[Start]
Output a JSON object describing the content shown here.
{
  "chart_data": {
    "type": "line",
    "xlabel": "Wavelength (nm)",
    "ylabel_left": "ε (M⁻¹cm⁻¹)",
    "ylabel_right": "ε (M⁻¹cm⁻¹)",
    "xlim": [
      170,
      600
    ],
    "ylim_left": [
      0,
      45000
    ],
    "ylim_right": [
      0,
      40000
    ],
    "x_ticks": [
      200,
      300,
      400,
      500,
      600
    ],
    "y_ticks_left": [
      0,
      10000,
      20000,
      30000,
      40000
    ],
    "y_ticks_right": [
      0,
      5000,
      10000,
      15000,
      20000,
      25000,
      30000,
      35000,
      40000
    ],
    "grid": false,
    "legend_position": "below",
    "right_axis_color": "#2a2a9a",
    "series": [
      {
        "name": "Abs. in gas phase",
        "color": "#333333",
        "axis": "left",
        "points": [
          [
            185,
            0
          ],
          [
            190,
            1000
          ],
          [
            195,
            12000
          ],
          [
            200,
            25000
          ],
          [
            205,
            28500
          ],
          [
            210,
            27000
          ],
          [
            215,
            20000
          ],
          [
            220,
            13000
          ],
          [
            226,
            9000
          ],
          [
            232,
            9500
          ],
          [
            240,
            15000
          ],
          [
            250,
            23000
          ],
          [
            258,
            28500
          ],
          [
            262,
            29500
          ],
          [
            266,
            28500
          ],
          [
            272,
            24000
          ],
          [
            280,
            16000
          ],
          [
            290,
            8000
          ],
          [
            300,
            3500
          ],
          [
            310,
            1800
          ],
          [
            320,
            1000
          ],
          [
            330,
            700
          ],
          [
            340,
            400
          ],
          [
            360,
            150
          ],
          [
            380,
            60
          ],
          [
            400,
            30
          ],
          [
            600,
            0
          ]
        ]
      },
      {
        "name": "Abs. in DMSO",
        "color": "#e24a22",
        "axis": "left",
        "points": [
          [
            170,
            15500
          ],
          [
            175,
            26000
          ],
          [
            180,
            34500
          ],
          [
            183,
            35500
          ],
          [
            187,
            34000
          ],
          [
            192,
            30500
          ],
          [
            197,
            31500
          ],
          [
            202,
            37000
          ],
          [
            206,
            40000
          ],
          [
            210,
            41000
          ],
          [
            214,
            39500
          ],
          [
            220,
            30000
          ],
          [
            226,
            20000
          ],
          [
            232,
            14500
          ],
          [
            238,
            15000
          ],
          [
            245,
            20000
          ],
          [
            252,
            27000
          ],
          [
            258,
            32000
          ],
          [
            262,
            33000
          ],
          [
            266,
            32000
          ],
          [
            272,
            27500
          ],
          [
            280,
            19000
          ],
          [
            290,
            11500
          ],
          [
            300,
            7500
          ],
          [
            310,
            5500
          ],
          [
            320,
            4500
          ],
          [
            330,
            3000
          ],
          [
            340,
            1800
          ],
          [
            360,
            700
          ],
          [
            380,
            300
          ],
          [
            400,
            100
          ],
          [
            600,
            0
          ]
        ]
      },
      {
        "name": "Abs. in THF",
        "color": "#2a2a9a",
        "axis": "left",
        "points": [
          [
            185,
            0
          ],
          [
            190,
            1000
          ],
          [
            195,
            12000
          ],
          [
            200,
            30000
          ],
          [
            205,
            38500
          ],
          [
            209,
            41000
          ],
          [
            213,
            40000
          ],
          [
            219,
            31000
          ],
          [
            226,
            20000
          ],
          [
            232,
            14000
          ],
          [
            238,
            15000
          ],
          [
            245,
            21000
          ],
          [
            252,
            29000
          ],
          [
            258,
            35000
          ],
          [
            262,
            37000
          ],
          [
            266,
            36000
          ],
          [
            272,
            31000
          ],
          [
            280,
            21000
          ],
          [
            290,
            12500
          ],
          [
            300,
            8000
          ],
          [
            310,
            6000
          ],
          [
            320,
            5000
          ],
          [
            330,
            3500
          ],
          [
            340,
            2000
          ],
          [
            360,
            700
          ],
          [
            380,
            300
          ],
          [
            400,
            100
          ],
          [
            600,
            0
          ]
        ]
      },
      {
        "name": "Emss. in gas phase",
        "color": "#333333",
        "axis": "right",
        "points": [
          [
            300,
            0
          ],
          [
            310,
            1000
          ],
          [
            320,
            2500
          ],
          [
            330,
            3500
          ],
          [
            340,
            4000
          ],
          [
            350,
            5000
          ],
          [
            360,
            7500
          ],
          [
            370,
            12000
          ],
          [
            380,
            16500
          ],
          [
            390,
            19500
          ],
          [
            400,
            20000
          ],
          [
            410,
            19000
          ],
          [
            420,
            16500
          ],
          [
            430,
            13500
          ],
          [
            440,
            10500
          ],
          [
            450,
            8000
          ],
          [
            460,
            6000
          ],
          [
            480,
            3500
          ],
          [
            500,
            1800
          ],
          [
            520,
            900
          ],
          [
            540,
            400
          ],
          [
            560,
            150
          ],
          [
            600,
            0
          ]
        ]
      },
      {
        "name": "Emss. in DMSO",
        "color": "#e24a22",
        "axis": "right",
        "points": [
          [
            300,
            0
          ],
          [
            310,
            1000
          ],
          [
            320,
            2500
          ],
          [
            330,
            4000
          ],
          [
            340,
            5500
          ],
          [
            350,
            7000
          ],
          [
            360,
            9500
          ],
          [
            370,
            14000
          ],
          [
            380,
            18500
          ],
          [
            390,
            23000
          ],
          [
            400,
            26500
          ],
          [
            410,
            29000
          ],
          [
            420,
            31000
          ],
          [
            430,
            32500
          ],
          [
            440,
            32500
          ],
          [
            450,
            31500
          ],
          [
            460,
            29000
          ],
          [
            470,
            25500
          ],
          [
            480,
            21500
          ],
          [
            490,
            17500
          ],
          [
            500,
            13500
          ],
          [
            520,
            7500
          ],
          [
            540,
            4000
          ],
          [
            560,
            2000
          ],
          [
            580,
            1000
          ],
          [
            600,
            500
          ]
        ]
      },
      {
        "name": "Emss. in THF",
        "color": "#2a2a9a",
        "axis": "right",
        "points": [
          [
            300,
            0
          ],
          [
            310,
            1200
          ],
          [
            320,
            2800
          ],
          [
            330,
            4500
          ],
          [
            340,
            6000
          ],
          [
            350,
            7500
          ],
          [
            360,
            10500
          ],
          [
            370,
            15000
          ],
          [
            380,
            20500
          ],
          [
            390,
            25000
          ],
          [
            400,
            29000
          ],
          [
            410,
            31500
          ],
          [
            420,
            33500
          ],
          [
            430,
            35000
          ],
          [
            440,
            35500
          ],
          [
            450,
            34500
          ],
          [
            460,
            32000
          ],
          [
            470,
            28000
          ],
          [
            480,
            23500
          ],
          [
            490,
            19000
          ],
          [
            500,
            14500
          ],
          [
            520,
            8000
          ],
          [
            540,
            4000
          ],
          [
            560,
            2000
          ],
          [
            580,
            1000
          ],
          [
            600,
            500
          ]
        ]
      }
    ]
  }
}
[End]
Above are records; say how many of their lines contain the word "phase", giving only the number.

2